[Data entries]
########

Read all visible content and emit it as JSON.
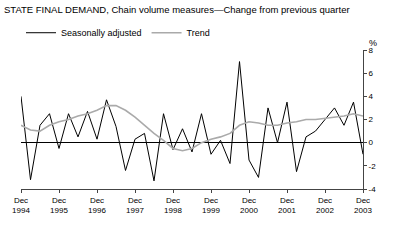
{
  "chart_data": {
    "type": "line",
    "title": "STATE FINAL DEMAND, Chain volume measures—Change from previous quarter",
    "ylabel": "%",
    "categories": [
      "Dec\n1994",
      null,
      null,
      null,
      "Dec\n1995",
      null,
      null,
      null,
      "Dec\n1996",
      null,
      null,
      null,
      "Dec\n1997",
      null,
      null,
      null,
      "Dec\n1998",
      null,
      null,
      null,
      "Dec\n1999",
      null,
      null,
      null,
      "Dec\n2000",
      null,
      null,
      null,
      "Dec\n2001",
      null,
      null,
      null,
      "Dec\n2002",
      null,
      null,
      null,
      "Dec\n2003"
    ],
    "series": [
      {
        "name": "Seasonally adjusted",
        "color": "#000000",
        "values": [
          4.0,
          -3.2,
          1.5,
          2.5,
          -0.5,
          2.5,
          0.5,
          2.7,
          0.3,
          3.7,
          1.4,
          -2.4,
          0.3,
          0.8,
          -3.3,
          2.5,
          -0.6,
          1.2,
          -0.8,
          2.5,
          -1.0,
          0.2,
          -1.8,
          7.0,
          -1.5,
          -3.0,
          3.0,
          0.0,
          3.5,
          -2.5,
          0.5,
          1.0,
          2.0,
          3.0,
          1.5,
          3.5,
          -1.0
        ]
      },
      {
        "name": "Trend",
        "color": "#aaaaaa",
        "values": [
          1.5,
          1.1,
          1.0,
          1.5,
          1.8,
          2.0,
          2.3,
          2.5,
          2.8,
          3.2,
          3.2,
          2.8,
          2.2,
          1.5,
          0.8,
          0.2,
          -0.5,
          -0.7,
          -0.5,
          0.0,
          0.3,
          0.5,
          0.8,
          1.5,
          1.8,
          1.7,
          1.5,
          1.5,
          1.7,
          1.8,
          2.0,
          2.0,
          2.1,
          2.2,
          2.3,
          2.5,
          2.3
        ]
      }
    ],
    "ylim": [
      -4,
      8
    ],
    "yticks": [
      -4,
      -2,
      0,
      2,
      4,
      6,
      8
    ],
    "grid": false,
    "legend": "upper left"
  }
}
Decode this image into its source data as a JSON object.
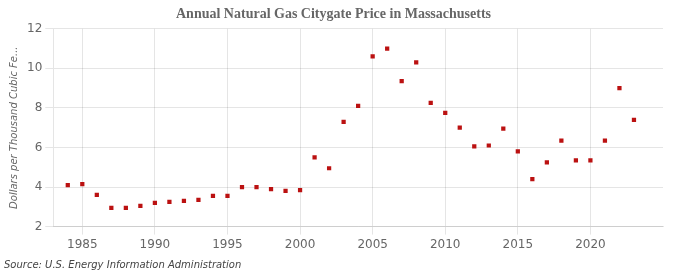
{
  "chart_data": {
    "type": "scatter",
    "title": "Annual Natural Gas Citygate Price in Massachusetts",
    "ylabel": "Dollars per Thousand Cubic Fe...",
    "annotation": "Source: U.S. Energy Information Administration",
    "x": [
      1984,
      1985,
      1986,
      1987,
      1988,
      1989,
      1990,
      1991,
      1992,
      1993,
      1994,
      1995,
      1996,
      1997,
      1998,
      1999,
      2000,
      2001,
      2002,
      2003,
      2004,
      2005,
      2006,
      2007,
      2008,
      2009,
      2010,
      2011,
      2012,
      2013,
      2014,
      2015,
      2016,
      2017,
      2018,
      2019,
      2020,
      2021,
      2022,
      2023
    ],
    "values": [
      4.1,
      4.15,
      3.6,
      2.95,
      2.95,
      3.05,
      3.2,
      3.25,
      3.3,
      3.35,
      3.55,
      3.55,
      4.0,
      4.0,
      3.9,
      3.8,
      3.85,
      5.5,
      4.95,
      7.3,
      8.1,
      10.6,
      11.0,
      9.35,
      10.3,
      8.25,
      7.75,
      7.0,
      6.05,
      6.1,
      6.95,
      5.8,
      4.4,
      5.25,
      6.35,
      5.35,
      5.35,
      6.35,
      9.0,
      7.4
    ],
    "color": "#bb1111",
    "marker": "square",
    "xlim": [
      1983,
      2025
    ],
    "ylim": [
      2,
      12
    ],
    "xticks": [
      1985,
      1990,
      1995,
      2000,
      2005,
      2010,
      2015,
      2020
    ],
    "yticks": [
      2,
      4,
      6,
      8,
      10,
      12
    ],
    "grid": true
  }
}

########

The problem
In the records, locate each line holding the string "color" and copy it.

Written answer
        "color": "#000000",
        "color": "#aaaaaa",
    "color": "#bb1111",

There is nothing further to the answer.